▸ **THE TASK**
Reduce the material below to its lines containing "data".

******

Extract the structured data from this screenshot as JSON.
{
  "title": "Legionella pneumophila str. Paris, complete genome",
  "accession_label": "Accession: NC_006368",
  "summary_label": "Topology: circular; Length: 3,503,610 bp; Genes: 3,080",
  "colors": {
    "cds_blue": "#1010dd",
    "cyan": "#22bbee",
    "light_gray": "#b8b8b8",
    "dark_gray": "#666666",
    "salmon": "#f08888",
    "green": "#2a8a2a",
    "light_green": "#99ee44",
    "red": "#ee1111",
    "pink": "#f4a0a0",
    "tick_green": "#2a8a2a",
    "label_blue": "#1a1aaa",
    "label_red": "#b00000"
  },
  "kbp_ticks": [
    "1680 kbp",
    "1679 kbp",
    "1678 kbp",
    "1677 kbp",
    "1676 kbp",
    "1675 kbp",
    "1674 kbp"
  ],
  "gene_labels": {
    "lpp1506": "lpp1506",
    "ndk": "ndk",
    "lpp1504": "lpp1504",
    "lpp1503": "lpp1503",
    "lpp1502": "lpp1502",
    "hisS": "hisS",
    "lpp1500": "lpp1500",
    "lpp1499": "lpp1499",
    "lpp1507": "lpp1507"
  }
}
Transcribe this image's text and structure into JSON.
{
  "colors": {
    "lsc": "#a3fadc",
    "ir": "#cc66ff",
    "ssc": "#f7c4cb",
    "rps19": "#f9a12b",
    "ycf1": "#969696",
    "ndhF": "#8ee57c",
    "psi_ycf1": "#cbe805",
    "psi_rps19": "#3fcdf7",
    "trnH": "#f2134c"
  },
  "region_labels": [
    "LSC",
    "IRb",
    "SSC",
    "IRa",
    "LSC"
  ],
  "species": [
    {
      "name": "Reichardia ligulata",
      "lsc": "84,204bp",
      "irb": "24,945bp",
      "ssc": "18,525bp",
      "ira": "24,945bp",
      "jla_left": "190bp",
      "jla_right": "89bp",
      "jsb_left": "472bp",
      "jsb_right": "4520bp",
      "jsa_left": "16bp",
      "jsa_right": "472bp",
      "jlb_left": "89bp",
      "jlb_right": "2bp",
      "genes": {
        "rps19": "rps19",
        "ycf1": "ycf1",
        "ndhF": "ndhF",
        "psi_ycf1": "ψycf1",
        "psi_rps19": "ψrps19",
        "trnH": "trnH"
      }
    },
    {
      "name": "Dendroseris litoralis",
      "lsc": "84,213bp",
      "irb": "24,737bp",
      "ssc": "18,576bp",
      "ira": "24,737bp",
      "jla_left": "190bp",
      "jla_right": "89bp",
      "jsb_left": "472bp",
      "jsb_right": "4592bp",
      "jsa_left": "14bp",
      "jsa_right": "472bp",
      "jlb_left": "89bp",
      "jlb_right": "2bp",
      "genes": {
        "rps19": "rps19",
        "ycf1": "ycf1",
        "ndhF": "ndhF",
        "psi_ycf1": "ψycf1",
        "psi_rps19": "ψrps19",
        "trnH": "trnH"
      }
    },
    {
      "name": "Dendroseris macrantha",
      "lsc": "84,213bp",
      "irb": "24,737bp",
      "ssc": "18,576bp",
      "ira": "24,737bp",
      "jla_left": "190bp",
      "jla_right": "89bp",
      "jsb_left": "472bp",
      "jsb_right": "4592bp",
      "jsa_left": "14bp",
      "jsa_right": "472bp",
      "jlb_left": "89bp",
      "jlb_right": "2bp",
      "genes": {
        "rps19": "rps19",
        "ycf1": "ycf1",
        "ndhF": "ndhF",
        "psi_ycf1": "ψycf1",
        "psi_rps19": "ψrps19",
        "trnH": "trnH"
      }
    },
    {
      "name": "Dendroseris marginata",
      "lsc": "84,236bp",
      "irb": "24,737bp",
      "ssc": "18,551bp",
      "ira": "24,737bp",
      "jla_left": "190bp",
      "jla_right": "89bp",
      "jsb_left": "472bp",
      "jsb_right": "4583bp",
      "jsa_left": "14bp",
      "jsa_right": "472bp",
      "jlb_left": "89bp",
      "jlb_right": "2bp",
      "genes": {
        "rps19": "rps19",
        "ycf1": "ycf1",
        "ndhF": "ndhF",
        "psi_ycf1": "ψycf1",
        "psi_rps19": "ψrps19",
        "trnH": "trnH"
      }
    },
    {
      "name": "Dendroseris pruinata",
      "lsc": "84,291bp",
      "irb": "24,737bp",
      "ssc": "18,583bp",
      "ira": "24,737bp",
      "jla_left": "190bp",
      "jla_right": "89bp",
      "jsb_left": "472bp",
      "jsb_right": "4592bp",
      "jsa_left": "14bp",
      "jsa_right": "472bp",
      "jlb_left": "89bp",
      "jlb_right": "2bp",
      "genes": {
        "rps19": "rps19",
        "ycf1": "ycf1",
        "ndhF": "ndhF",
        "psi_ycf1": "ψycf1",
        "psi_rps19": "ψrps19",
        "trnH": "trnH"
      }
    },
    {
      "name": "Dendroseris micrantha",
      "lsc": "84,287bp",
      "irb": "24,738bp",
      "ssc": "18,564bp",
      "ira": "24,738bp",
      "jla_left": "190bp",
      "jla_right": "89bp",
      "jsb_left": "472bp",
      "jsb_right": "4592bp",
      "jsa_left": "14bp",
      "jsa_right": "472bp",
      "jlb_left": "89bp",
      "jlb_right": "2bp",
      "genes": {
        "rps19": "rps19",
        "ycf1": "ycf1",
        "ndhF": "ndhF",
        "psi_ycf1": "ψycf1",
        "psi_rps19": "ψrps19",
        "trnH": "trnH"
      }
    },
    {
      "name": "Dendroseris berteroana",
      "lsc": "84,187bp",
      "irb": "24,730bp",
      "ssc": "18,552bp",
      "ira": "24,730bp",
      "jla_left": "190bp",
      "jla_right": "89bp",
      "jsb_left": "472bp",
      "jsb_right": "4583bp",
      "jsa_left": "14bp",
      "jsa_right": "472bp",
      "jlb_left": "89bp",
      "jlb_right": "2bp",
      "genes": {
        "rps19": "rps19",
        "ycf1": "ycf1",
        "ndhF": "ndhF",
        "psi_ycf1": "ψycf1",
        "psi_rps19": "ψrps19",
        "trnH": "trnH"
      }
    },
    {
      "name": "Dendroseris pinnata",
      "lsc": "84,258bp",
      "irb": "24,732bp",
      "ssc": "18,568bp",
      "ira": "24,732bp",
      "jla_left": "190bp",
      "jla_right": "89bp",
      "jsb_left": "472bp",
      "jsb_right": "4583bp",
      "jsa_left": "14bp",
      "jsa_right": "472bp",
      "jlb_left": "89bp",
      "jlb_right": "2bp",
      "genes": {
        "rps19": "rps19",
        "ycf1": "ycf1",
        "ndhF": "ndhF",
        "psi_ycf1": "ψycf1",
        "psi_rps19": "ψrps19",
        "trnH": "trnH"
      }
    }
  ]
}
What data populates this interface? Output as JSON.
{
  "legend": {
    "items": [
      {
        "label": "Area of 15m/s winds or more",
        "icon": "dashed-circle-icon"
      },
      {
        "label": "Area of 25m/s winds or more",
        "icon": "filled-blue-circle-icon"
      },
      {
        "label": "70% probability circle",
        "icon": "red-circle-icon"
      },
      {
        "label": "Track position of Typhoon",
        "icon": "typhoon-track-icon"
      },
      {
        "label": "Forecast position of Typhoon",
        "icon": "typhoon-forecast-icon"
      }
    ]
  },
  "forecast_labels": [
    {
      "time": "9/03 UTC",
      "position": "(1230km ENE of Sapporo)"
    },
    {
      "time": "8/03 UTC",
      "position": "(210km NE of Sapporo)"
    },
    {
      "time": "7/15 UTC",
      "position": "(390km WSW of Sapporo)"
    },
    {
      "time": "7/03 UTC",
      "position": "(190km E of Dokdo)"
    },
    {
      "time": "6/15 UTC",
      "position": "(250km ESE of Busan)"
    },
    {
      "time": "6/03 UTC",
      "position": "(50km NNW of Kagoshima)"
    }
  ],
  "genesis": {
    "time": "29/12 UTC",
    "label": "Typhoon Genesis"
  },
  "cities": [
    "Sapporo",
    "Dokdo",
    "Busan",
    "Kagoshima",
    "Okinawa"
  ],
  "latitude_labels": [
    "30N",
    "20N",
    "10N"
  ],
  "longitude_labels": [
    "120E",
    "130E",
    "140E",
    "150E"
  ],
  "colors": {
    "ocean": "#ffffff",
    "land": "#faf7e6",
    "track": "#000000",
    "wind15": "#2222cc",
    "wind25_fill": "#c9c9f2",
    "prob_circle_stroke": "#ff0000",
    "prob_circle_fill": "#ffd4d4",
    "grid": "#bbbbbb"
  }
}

******

▸ **THE COMPLETED TASK**
Extract the structured data from this screenshot as JSON.
What data populates this interface? Output as JSON.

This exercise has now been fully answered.